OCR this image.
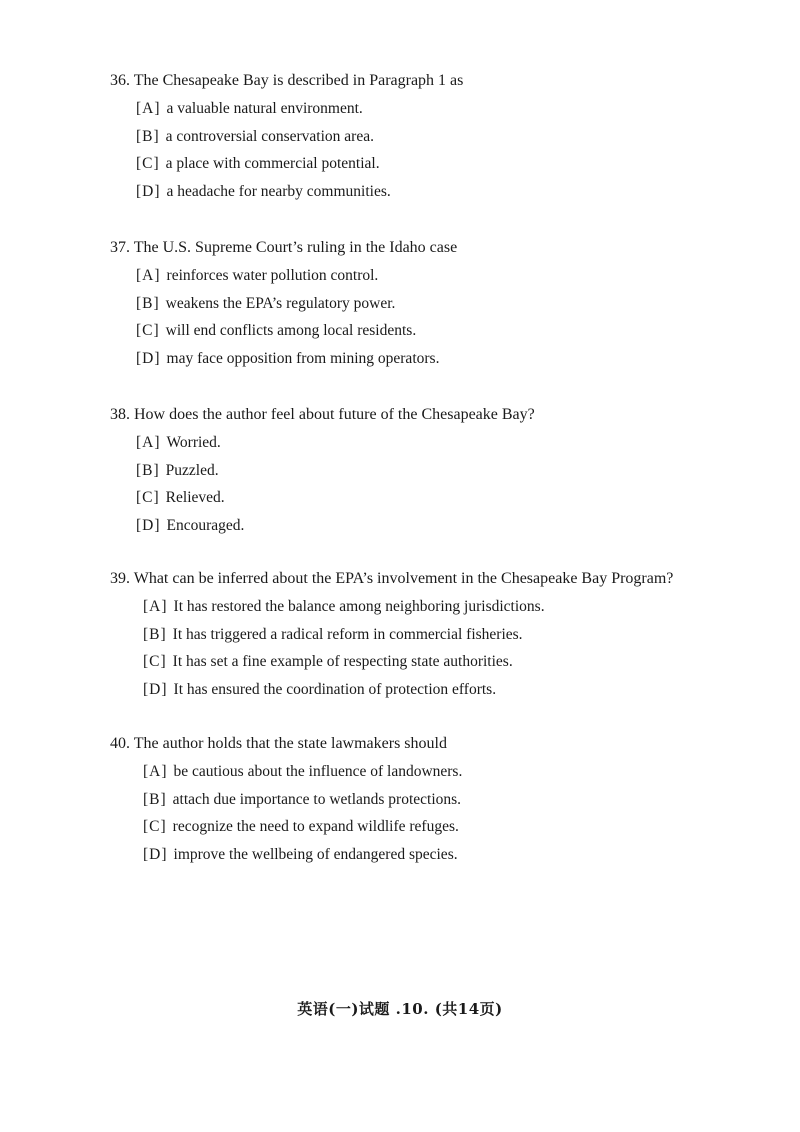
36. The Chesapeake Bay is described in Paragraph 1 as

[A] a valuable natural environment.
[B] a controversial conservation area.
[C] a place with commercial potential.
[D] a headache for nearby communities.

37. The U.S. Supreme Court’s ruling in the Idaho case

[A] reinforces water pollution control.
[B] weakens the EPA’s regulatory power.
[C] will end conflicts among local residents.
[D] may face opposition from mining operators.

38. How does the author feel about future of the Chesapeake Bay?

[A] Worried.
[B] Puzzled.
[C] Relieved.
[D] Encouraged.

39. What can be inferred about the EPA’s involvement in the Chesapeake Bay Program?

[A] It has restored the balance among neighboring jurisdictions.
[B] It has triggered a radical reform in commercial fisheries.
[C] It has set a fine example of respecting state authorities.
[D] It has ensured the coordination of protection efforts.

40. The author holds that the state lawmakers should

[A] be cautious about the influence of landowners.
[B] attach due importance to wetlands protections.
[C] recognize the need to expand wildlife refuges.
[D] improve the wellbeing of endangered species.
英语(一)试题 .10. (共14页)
◇ ◇ ◇
# [Given problem]
Leave out all pictures, then copy the remaining material exactly.

# [Written solution]
OCR this image.
36. The Chesapeake Bay is described in Paragraph 1 as

[A] a valuable natural environment.
[B] a controversial conservation area.
[C] a place with commercial potential.
[D] a headache for nearby communities.

37. The U.S. Supreme Court’s ruling in the Idaho case

[A] reinforces water pollution control.
[B] weakens the EPA’s regulatory power.
[C] will end conflicts among local residents.
[D] may face opposition from mining operators.

38. How does the author feel about future of the Chesapeake Bay?

[A] Worried.
[B] Puzzled.
[C] Relieved.
[D] Encouraged.

39. What can be inferred about the EPA’s involvement in the Chesapeake Bay Program?

[A] It has restored the balance among neighboring jurisdictions.
[B] It has triggered a radical reform in commercial fisheries.
[C] It has set a fine example of respecting state authorities.
[D] It has ensured the coordination of protection efforts.

40. The author holds that the state lawmakers should

[A] be cautious about the influence of landowners.
[B] attach due importance to wetlands protections.
[C] recognize the need to expand wildlife refuges.
[D] improve the wellbeing of endangered species.
英语(一)试题 .10. (共14页)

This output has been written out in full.